- WHAT THIS TASK INVOLVES
Extract every entry word for word. Skip the pictures.

:::::

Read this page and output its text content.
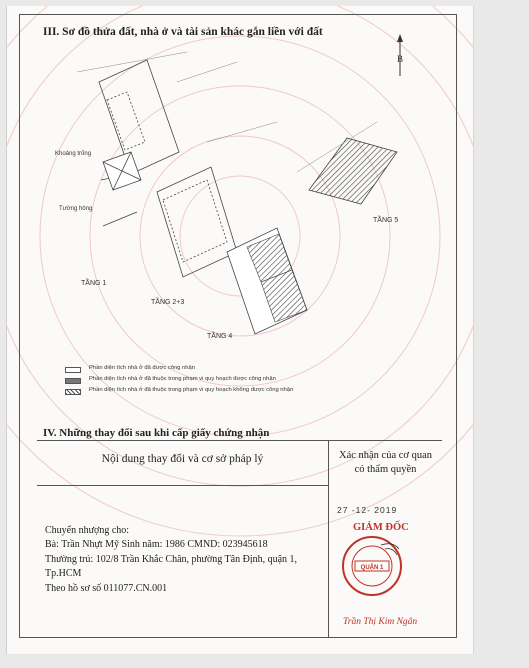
III. Sơ đồ thửa đất, nhà ở và tài sản khác gắn liền với đất
B
Khoảng trống
Tường hông
TẦNG 1
TẦNG 2+3
TẦNG 4
TẦNG 5
Phần diện tích nhà ở đã được công nhận
Phần diện tích nhà ở đã thuộc trong phạm vi quy hoạch được công nhận
Phần diện tích nhà ở đã thuộc trong phạm vi quy hoạch không được công nhận
IV. Những thay đổi sau khi cấp giấy chứng nhận
Nội dung thay đổi và cơ sở pháp lý	Xác nhận của cơ quan
có thẩm quyền
Chuyển nhượng cho:
Bà: Trần Nhựt Mỹ Sinh năm: 1986 CMND: 023945618
Thường trú: 102/8 Trần Khắc Chân, phường Tân Định, quận 1,
Tp.HCM
Theo hồ sơ số 011077.CN.001
27 -12- 2019
GIÁM ĐỐC
QUẬN 1
Trần Thị Kim Ngân
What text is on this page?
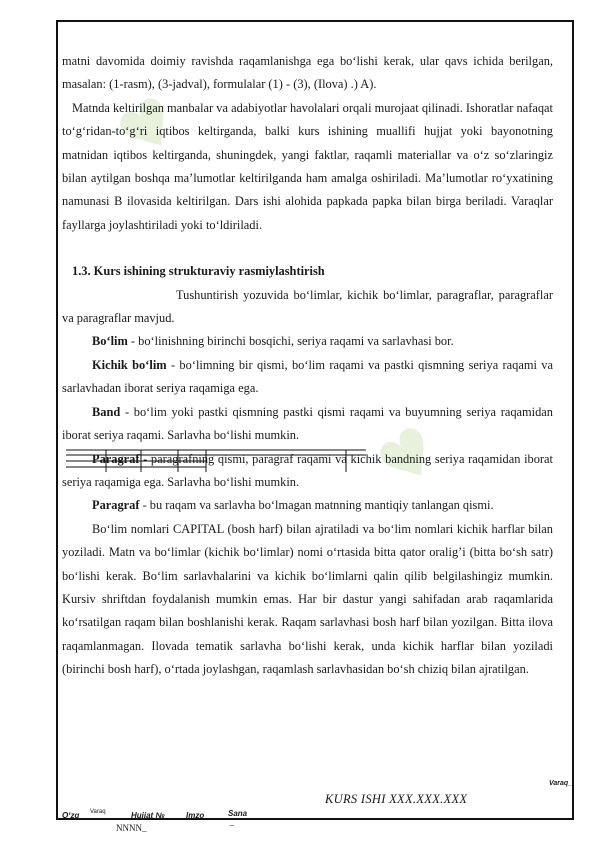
♥
♥

matni davomida doimiy ravishda raqamlanishga ega bo‘lishi kerak, ular qavs ichida berilgan, masalan: (1-rasm), (3-jadval), formulalar (1) - (3), (Ilova) .) A).

Matnda keltirilgan manbalar va adabiyotlar havolalari orqali murojaat qilinadi. Ishoratlar nafaqat to‘g‘ridan-to‘g‘ri iqtibos keltirganda, balki kurs ishining muallifi hujjat yoki bayonotning matnidan iqtibos keltirganda, shuningdek, yangi faktlar, raqamli materiallar va o‘z so‘zlaringiz bilan aytilgan boshqa ma’lumotlar keltirilganda ham amalga oshiriladi. Ma’lumotlar ro‘yxatining namunasi B ilovasida keltirilgan. Dars ishi alohida papkada papka bilan birga beriladi. Varaqlar fayllarga joylashtiriladi yoki to‘ldiriladi.

1.3. Kurs ishining strukturaviy rasmiylashtirish

Tushuntirish yozuvida bo‘limlar, kichik bo‘limlar, paragraflar, paragraflar va paragraflar mavjud.

Bo‘lim - bo‘linishning birinchi bosqichi, seriya raqami va sarlavhasi bor.

Kichik bo‘lim - bo‘limning bir qismi, bo‘lim raqami va pastki qismning seriya raqami va sarlavhadan iborat seriya raqamiga ega.

Band - bo‘lim yoki pastki qismning pastki qismi raqami va buyumning seriya raqamidan iborat seriya raqami. Sarlavha bo‘lishi mumkin.

Paragraf - paragrafning qismi, paragraf raqami va kichik bandning seriya raqamidan iborat seriya raqamiga ega. Sarlavha bo‘lishi mumkin.

Paragraf - bu raqam va sarlavha bo‘lmagan matnning mantiqiy tanlangan qismi.

Bo‘lim nomlari CAPITAL (bosh harf) bilan ajratiladi va bo‘lim nomlari kichik harflar bilan yoziladi. Matn va bo‘limlar (kichik bo‘limlar) nomi o‘rtasida bitta qator oralig’i (bitta bo‘sh satr) bo‘lishi kerak. Bo‘lim sarlavhalarini va kichik bo‘limlarni qalin qilib belgilashingiz mumkin. Kursiv shriftdan foydalanish mumkin emas. Har bir dastur yangi sahifadan arab raqamlarida ko‘rsatilgan raqam bilan boshlanishi kerak. Raqam sarlavhasi bosh harf bilan yozilgan. Bitta ilova raqamlanmagan. Ilovada tematik sarlavha bo‘lishi kerak, unda kichik harflar bilan yoziladi (birinchi bosh harf), o‘rtada joylashgan, raqamlash sarlavhasidan bo‘sh chiziq bilan ajratilgan.

Varaq_
KURS ISHI XXX.XXX.XXX
O‘zg Varaq	Hujjat №
NNNN_
Imzo_ Sana
_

:::::

- THE RESPONSE
Read this page and output its text content.
III. Sơ đồ thửa đất, nhà ở và tài sản khác gắn liền với đất
B
Khoảng trống
Tường hông
TẦNG 1
TẦNG 2+3
TẦNG 4
TẦNG 5
Phần diện tích nhà ở đã được công nhận
Phần diện tích nhà ở đã thuộc trong phạm vi quy hoạch được công nhận
Phần diện tích nhà ở đã thuộc trong phạm vi quy hoạch không được công nhận
IV. Những thay đổi sau khi cấp giấy chứng nhận
Nội dung thay đổi và cơ sở pháp lý	Xác nhận của cơ quan
có thẩm quyền
Chuyển nhượng cho:
Bà: Trần Nhựt Mỹ Sinh năm: 1986 CMND: 023945618
Thường trú: 102/8 Trần Khắc Chân, phường Tân Định, quận 1,
Tp.HCM
Theo hồ sơ số 011077.CN.001
27 -12- 2019
GIÁM ĐỐC
QUẬN 1
Trần Thị Kim Ngân
What text is on this page?
♥
♥

matni davomida doimiy ravishda raqamlanishga ega bo‘lishi kerak, ular qavs ichida berilgan, masalan: (1-rasm), (3-jadval), formulalar (1) - (3), (Ilova) .) A).

Matnda keltirilgan manbalar va adabiyotlar havolalari orqali murojaat qilinadi. Ishoratlar nafaqat to‘g‘ridan-to‘g‘ri iqtibos keltirganda, balki kurs ishining muallifi hujjat yoki bayonotning matnidan iqtibos keltirganda, shuningdek, yangi faktlar, raqamli materiallar va o‘z so‘zlaringiz bilan aytilgan boshqa ma’lumotlar keltirilganda ham amalga oshiriladi. Ma’lumotlar ro‘yxatining namunasi B ilovasida keltirilgan. Dars ishi alohida papkada papka bilan birga beriladi. Varaqlar fayllarga joylashtiriladi yoki to‘ldiriladi.

1.3. Kurs ishining strukturaviy rasmiylashtirish

Tushuntirish yozuvida bo‘limlar, kichik bo‘limlar, paragraflar, paragraflar va paragraflar mavjud.

Bo‘lim - bo‘linishning birinchi bosqichi, seriya raqami va sarlavhasi bor.

Kichik bo‘lim - bo‘limning bir qismi, bo‘lim raqami va pastki qismning seriya raqami va sarlavhadan iborat seriya raqamiga ega.

Band - bo‘lim yoki pastki qismning pastki qismi raqami va buyumning seriya raqamidan iborat seriya raqami. Sarlavha bo‘lishi mumkin.

Paragraf - paragrafning qismi, paragraf raqami va kichik bandning seriya raqamidan iborat seriya raqamiga ega. Sarlavha bo‘lishi mumkin.

Paragraf - bu raqam va sarlavha bo‘lmagan matnning mantiqiy tanlangan qismi.

Bo‘lim nomlari CAPITAL (bosh harf) bilan ajratiladi va bo‘lim nomlari kichik harflar bilan yoziladi. Matn va bo‘limlar (kichik bo‘limlar) nomi o‘rtasida bitta qator oralig’i (bitta bo‘sh satr) bo‘lishi kerak. Bo‘lim sarlavhalarini va kichik bo‘limlarni qalin qilib belgilashingiz mumkin. Kursiv shriftdan foydalanish mumkin emas. Har bir dastur yangi sahifadan arab raqamlarida ko‘rsatilgan raqam bilan boshlanishi kerak. Raqam sarlavhasi bosh harf bilan yozilgan. Bitta ilova raqamlanmagan. Ilovada tematik sarlavha bo‘lishi kerak, unda kichik harflar bilan yoziladi (birinchi bosh harf), o‘rtada joylashgan, raqamlash sarlavhasidan bo‘sh chiziq bilan ajratilgan.

Varaq_
KURS ISHI XXX.XXX.XXX
O‘zg Varaq	Hujjat №
NNNN_
Imzo_ Sana
_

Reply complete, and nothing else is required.